---------- INPUT ----------

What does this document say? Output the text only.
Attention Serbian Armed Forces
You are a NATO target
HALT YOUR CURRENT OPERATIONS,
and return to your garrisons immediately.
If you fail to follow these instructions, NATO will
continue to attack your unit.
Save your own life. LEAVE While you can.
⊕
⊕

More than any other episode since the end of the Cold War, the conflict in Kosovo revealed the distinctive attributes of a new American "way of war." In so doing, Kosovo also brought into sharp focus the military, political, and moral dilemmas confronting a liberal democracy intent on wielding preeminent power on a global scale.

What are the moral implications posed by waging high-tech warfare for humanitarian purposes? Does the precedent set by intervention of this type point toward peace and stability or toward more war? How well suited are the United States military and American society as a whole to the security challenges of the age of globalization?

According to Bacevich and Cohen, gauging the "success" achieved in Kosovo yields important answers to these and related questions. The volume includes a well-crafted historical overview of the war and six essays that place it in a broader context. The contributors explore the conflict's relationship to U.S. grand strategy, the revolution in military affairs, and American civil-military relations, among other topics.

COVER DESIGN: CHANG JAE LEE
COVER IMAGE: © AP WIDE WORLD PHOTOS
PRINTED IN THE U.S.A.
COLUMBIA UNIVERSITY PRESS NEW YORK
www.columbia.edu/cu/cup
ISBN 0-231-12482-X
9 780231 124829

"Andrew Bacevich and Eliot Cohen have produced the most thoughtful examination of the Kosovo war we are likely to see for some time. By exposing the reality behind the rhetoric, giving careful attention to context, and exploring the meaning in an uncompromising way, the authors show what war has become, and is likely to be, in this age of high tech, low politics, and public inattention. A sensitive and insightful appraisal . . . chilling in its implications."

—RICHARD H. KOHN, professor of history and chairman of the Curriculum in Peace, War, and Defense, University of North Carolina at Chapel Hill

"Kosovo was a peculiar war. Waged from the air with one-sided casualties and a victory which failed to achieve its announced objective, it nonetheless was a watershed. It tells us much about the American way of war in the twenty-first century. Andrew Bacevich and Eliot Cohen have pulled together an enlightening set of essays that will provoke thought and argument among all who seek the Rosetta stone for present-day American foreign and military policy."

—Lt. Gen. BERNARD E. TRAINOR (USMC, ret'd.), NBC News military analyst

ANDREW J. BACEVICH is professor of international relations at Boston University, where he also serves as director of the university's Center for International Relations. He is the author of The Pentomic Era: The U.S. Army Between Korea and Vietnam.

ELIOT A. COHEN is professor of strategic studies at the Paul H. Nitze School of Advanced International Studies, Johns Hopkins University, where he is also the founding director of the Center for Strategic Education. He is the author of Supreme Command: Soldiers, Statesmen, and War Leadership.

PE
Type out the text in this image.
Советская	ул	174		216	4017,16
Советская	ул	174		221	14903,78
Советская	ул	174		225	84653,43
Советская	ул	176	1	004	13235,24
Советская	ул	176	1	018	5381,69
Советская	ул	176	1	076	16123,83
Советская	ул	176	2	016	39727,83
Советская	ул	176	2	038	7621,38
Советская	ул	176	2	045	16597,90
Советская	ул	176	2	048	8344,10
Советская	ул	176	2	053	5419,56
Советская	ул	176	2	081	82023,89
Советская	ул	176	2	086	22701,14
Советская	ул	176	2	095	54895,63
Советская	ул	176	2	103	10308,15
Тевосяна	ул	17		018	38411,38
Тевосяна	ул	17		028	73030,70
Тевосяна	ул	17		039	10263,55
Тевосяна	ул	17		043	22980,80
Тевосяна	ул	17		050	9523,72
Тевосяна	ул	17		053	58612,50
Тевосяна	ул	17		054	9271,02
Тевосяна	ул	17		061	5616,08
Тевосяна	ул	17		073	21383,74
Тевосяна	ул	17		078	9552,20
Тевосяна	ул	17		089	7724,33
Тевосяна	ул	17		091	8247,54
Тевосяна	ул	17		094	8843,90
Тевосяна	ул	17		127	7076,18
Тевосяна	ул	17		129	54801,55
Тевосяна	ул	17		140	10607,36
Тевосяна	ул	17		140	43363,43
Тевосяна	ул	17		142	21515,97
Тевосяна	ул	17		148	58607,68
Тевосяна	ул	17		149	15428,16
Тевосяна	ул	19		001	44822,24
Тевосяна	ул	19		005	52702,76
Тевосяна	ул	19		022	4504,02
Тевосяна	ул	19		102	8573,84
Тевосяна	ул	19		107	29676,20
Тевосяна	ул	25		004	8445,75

----------

--- WHAT IS ASKED ---
The entries above must be returned exactly.

--- TASK OUTPUT ---
What does this document say? Output the text only.
Attention Serbian Armed Forces
You are a NATO target
HALT YOUR CURRENT OPERATIONS,
and return to your garrisons immediately.
If you fail to follow these instructions, NATO will
continue to attack your unit.
Save your own life. LEAVE While you can.
⊕
⊕

More than any other episode since the end of the Cold War, the conflict in Kosovo revealed the distinctive attributes of a new American "way of war." In so doing, Kosovo also brought into sharp focus the military, political, and moral dilemmas confronting a liberal democracy intent on wielding preeminent power on a global scale.

What are the moral implications posed by waging high-tech warfare for humanitarian purposes? Does the precedent set by intervention of this type point toward peace and stability or toward more war? How well suited are the United States military and American society as a whole to the security challenges of the age of globalization?

According to Bacevich and Cohen, gauging the "success" achieved in Kosovo yields important answers to these and related questions. The volume includes a well-crafted historical overview of the war and six essays that place it in a broader context. The contributors explore the conflict's relationship to U.S. grand strategy, the revolution in military affairs, and American civil-military relations, among other topics.

COVER DESIGN: CHANG JAE LEE
COVER IMAGE: © AP WIDE WORLD PHOTOS
PRINTED IN THE U.S.A.
COLUMBIA UNIVERSITY PRESS NEW YORK
www.columbia.edu/cu/cup
ISBN 0-231-12482-X
9 780231 124829

"Andrew Bacevich and Eliot Cohen have produced the most thoughtful examination of the Kosovo war we are likely to see for some time. By exposing the reality behind the rhetoric, giving careful attention to context, and exploring the meaning in an uncompromising way, the authors show what war has become, and is likely to be, in this age of high tech, low politics, and public inattention. A sensitive and insightful appraisal . . . chilling in its implications."

—RICHARD H. KOHN, professor of history and chairman of the Curriculum in Peace, War, and Defense, University of North Carolina at Chapel Hill

"Kosovo was a peculiar war. Waged from the air with one-sided casualties and a victory which failed to achieve its announced objective, it nonetheless was a watershed. It tells us much about the American way of war in the twenty-first century. Andrew Bacevich and Eliot Cohen have pulled together an enlightening set of essays that will provoke thought and argument among all who seek the Rosetta stone for present-day American foreign and military policy."

—Lt. Gen. BERNARD E. TRAINOR (USMC, ret'd.), NBC News military analyst

ANDREW J. BACEVICH is professor of international relations at Boston University, where he also serves as director of the university's Center for International Relations. He is the author of The Pentomic Era: The U.S. Army Between Korea and Vietnam.

ELIOT A. COHEN is professor of strategic studies at the Paul H. Nitze School of Advanced International Studies, Johns Hopkins University, where he is also the founding director of the Center for Strategic Education. He is the author of Supreme Command: Soldiers, Statesmen, and War Leadership.

PE
Type out the text in this image.
Советская	ул	174		216	4017,16
Советская	ул	174		221	14903,78
Советская	ул	174		225	84653,43
Советская	ул	176	1	004	13235,24
Советская	ул	176	1	018	5381,69
Советская	ул	176	1	076	16123,83
Советская	ул	176	2	016	39727,83
Советская	ул	176	2	038	7621,38
Советская	ул	176	2	045	16597,90
Советская	ул	176	2	048	8344,10
Советская	ул	176	2	053	5419,56
Советская	ул	176	2	081	82023,89
Советская	ул	176	2	086	22701,14
Советская	ул	176	2	095	54895,63
Советская	ул	176	2	103	10308,15
Тевосяна	ул	17		018	38411,38
Тевосяна	ул	17		028	73030,70
Тевосяна	ул	17		039	10263,55
Тевосяна	ул	17		043	22980,80
Тевосяна	ул	17		050	9523,72
Тевосяна	ул	17		053	58612,50
Тевосяна	ул	17		054	9271,02
Тевосяна	ул	17		061	5616,08
Тевосяна	ул	17		073	21383,74
Тевосяна	ул	17		078	9552,20
Тевосяна	ул	17		089	7724,33
Тевосяна	ул	17		091	8247,54
Тевосяна	ул	17		094	8843,90
Тевосяна	ул	17		127	7076,18
Тевосяна	ул	17		129	54801,55
Тевосяна	ул	17		140	10607,36
Тевосяна	ул	17		140	43363,43
Тевосяна	ул	17		142	21515,97
Тевосяна	ул	17		148	58607,68
Тевосяна	ул	17		149	15428,16
Тевосяна	ул	19		001	44822,24
Тевосяна	ул	19		005	52702,76
Тевосяна	ул	19		022	4504,02
Тевосяна	ул	19		102	8573,84
Тевосяна	ул	19		107	29676,20
Тевосяна	ул	25		004	8445,75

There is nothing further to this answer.